> **Material for this exercise**:
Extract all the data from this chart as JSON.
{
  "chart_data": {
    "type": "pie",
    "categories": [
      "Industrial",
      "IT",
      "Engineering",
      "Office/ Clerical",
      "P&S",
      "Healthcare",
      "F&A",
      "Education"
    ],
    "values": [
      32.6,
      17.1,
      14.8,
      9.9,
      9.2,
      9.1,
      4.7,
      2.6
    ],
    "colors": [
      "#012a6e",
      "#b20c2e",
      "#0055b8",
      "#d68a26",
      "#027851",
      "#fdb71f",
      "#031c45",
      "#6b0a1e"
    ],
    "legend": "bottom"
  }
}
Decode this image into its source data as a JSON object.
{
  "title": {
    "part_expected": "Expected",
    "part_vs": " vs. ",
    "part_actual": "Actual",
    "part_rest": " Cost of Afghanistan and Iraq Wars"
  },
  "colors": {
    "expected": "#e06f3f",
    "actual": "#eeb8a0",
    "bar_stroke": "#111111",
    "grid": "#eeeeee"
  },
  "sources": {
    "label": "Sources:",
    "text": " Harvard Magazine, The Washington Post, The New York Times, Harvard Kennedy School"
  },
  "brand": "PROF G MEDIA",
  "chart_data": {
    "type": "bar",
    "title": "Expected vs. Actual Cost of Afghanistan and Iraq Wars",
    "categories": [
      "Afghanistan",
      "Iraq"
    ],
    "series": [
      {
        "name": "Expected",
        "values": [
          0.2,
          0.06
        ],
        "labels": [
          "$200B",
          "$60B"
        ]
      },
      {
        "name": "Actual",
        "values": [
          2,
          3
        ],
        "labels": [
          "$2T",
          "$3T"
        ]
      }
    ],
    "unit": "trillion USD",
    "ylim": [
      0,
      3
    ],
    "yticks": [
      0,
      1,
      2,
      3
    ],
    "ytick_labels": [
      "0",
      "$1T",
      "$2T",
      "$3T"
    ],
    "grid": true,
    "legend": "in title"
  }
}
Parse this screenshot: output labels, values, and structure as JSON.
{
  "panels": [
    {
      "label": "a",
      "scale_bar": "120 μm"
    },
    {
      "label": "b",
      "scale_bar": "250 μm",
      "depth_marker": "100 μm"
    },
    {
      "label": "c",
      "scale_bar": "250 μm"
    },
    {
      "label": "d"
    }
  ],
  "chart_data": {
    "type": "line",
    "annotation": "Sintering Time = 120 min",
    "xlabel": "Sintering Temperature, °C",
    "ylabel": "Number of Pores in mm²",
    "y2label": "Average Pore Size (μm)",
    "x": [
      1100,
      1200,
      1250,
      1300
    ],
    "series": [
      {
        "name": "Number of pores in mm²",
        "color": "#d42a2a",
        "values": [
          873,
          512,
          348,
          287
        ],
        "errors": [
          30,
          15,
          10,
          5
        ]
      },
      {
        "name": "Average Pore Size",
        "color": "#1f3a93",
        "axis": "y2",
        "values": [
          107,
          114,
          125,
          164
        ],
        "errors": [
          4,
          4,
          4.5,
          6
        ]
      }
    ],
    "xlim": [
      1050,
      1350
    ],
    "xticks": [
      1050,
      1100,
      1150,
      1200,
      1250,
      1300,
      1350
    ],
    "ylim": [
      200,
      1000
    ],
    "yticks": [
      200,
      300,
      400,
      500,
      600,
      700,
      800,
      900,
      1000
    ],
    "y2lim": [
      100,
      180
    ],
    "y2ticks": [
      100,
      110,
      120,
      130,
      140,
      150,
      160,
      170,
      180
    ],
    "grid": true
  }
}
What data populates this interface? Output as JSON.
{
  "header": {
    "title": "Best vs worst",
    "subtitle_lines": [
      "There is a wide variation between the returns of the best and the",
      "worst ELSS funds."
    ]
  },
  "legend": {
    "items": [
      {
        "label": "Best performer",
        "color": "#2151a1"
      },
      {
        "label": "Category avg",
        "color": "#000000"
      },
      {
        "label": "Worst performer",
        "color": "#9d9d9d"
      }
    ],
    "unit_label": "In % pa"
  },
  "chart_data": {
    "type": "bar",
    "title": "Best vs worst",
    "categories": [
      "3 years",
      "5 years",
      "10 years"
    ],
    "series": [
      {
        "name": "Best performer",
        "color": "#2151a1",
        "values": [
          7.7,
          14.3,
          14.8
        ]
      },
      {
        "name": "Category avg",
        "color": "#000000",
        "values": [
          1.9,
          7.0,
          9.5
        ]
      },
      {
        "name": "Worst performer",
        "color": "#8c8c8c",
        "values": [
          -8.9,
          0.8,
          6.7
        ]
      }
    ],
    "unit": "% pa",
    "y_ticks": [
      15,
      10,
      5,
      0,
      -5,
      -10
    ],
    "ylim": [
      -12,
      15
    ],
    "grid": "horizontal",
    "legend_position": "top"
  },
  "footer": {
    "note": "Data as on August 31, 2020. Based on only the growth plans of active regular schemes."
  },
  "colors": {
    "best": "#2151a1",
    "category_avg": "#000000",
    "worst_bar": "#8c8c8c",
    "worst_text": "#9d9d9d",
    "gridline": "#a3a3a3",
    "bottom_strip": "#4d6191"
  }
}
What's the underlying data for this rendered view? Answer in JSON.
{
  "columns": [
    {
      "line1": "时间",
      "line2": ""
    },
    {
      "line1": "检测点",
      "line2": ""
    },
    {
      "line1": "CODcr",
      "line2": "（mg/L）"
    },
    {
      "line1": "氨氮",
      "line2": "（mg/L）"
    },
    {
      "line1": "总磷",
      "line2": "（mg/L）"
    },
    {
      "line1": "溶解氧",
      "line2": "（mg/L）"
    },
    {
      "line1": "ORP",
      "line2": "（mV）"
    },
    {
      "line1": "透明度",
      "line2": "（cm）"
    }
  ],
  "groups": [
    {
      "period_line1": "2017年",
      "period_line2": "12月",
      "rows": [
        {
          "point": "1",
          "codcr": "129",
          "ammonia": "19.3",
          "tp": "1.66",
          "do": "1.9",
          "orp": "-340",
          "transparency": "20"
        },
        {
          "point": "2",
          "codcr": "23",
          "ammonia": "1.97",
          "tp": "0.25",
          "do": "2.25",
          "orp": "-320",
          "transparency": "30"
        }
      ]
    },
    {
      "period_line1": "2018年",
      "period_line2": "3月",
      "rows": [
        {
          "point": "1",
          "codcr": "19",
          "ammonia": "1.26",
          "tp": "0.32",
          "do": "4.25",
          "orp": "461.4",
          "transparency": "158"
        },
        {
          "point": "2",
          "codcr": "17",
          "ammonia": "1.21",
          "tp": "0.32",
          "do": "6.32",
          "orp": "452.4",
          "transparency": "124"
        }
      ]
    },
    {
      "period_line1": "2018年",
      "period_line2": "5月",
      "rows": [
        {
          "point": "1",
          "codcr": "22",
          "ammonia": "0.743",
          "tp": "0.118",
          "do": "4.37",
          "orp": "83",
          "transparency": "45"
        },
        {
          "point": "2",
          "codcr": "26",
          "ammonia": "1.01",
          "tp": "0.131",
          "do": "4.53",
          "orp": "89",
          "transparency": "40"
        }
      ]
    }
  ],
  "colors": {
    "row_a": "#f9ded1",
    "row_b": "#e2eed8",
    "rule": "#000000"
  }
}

> **The request**:
Extract each line holding the word "What" from the records.

> **Worked solution**:
What data populates this interface? Output as JSON.
What's the underlying data for this rendered view? Answer in JSON.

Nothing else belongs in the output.